(ITEMS)

══════════

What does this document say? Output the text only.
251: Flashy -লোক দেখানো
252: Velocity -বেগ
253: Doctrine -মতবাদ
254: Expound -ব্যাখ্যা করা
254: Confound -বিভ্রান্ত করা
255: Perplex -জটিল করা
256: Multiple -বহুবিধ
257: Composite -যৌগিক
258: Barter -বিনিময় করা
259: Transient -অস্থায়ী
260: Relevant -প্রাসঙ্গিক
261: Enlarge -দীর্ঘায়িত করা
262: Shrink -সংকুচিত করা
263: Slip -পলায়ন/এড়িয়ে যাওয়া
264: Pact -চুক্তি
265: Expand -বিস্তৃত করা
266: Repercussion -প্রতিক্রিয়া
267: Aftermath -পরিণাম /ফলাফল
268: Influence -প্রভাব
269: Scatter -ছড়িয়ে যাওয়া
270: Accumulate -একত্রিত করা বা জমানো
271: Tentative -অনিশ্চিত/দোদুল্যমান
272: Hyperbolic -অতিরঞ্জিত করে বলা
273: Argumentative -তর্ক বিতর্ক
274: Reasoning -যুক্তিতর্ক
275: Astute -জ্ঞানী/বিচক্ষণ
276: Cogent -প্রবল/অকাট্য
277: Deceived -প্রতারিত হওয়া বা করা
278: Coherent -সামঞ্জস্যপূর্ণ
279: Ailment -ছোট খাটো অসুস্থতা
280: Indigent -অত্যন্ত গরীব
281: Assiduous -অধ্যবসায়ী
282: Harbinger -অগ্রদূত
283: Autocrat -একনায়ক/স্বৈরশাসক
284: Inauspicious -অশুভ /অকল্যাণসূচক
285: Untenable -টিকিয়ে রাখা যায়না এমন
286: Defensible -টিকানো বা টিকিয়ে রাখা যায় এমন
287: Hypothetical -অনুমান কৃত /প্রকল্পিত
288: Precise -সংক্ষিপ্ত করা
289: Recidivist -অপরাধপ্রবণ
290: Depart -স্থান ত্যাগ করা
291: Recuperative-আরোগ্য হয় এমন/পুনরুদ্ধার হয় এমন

══════════

(GOAL)
Print out every entry, keeping each one exact.

(WRITTEN SOLUTION)
What does this document say? Output the text only.
251: Flashy -লোক দেখানো
252: Velocity -বেগ
253: Doctrine -মতবাদ
254: Expound -ব্যাখ্যা করা
254: Confound -বিভ্রান্ত করা
255: Perplex -জটিল করা
256: Multiple -বহুবিধ
257: Composite -যৌগিক
258: Barter -বিনিময় করা
259: Transient -অস্থায়ী
260: Relevant -প্রাসঙ্গিক
261: Enlarge -দীর্ঘায়িত করা
262: Shrink -সংকুচিত করা
263: Slip -পলায়ন/এড়িয়ে যাওয়া
264: Pact -চুক্তি
265: Expand -বিস্তৃত করা
266: Repercussion -প্রতিক্রিয়া
267: Aftermath -পরিণাম /ফলাফল
268: Influence -প্রভাব
269: Scatter -ছড়িয়ে যাওয়া
270: Accumulate -একত্রিত করা বা জমানো
271: Tentative -অনিশ্চিত/দোদুল্যমান
272: Hyperbolic -অতিরঞ্জিত করে বলা
273: Argumentative -তর্ক বিতর্ক
274: Reasoning -যুক্তিতর্ক
275: Astute -জ্ঞানী/বিচক্ষণ
276: Cogent -প্রবল/অকাট্য
277: Deceived -প্রতারিত হওয়া বা করা
278: Coherent -সামঞ্জস্যপূর্ণ
279: Ailment -ছোট খাটো অসুস্থতা
280: Indigent -অত্যন্ত গরীব
281: Assiduous -অধ্যবসায়ী
282: Harbinger -অগ্রদূত
283: Autocrat -একনায়ক/স্বৈরশাসক
284: Inauspicious -অশুভ /অকল্যাণসূচক
285: Untenable -টিকিয়ে রাখা যায়না এমন
286: Defensible -টিকানো বা টিকিয়ে রাখা যায় এমন
287: Hypothetical -অনুমান কৃত /প্রকল্পিত
288: Precise -সংক্ষিপ্ত করা
289: Recidivist -অপরাধপ্রবণ
290: Depart -স্থান ত্যাগ করা
291: Recuperative-আরোগ্য হয় এমন/পুনরুদ্ধার হয় এমন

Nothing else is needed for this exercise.